What to produce
The records that follow must be reproduced in full, exactly as written.

Excerpted data

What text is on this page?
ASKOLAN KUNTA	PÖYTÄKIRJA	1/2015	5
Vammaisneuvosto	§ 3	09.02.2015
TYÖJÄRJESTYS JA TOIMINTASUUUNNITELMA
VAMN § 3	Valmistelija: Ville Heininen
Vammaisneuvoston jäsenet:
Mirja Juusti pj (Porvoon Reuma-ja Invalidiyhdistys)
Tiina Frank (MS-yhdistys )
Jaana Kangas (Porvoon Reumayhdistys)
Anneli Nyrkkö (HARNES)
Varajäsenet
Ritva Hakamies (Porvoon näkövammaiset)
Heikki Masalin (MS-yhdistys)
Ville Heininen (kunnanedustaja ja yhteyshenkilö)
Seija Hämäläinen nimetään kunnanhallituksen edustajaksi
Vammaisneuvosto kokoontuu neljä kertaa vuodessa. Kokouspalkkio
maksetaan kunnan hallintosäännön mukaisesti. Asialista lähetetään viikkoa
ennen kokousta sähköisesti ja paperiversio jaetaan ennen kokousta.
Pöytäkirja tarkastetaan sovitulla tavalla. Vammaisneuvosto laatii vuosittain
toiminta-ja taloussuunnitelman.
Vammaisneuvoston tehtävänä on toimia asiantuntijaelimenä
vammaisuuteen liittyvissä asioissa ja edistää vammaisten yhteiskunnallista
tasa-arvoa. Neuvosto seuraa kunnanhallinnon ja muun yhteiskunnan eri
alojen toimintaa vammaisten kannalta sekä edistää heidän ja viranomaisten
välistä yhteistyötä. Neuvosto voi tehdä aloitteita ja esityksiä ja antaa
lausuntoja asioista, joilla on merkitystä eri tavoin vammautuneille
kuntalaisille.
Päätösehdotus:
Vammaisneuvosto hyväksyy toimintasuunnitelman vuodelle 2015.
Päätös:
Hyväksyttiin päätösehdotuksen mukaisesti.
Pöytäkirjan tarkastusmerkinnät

Exercise output
What text is on this page?
ASKOLAN KUNTA	PÖYTÄKIRJA	1/2015	5
Vammaisneuvosto	§ 3	09.02.2015
TYÖJÄRJESTYS JA TOIMINTASUUUNNITELMA
VAMN § 3	Valmistelija: Ville Heininen
Vammaisneuvoston jäsenet:
Mirja Juusti pj (Porvoon Reuma-ja Invalidiyhdistys)
Tiina Frank (MS-yhdistys )
Jaana Kangas (Porvoon Reumayhdistys)
Anneli Nyrkkö (HARNES)
Varajäsenet
Ritva Hakamies (Porvoon näkövammaiset)
Heikki Masalin (MS-yhdistys)
Ville Heininen (kunnanedustaja ja yhteyshenkilö)
Seija Hämäläinen nimetään kunnanhallituksen edustajaksi
Vammaisneuvosto kokoontuu neljä kertaa vuodessa. Kokouspalkkio
maksetaan kunnan hallintosäännön mukaisesti. Asialista lähetetään viikkoa
ennen kokousta sähköisesti ja paperiversio jaetaan ennen kokousta.
Pöytäkirja tarkastetaan sovitulla tavalla. Vammaisneuvosto laatii vuosittain
toiminta-ja taloussuunnitelman.
Vammaisneuvoston tehtävänä on toimia asiantuntijaelimenä
vammaisuuteen liittyvissä asioissa ja edistää vammaisten yhteiskunnallista
tasa-arvoa. Neuvosto seuraa kunnanhallinnon ja muun yhteiskunnan eri
alojen toimintaa vammaisten kannalta sekä edistää heidän ja viranomaisten
välistä yhteistyötä. Neuvosto voi tehdä aloitteita ja esityksiä ja antaa
lausuntoja asioista, joilla on merkitystä eri tavoin vammautuneille
kuntalaisille.
Päätösehdotus:
Vammaisneuvosto hyväksyy toimintasuunnitelman vuodelle 2015.
Päätös:
Hyväksyttiin päätösehdotuksen mukaisesti.
Pöytäkirjan tarkastusmerkinnät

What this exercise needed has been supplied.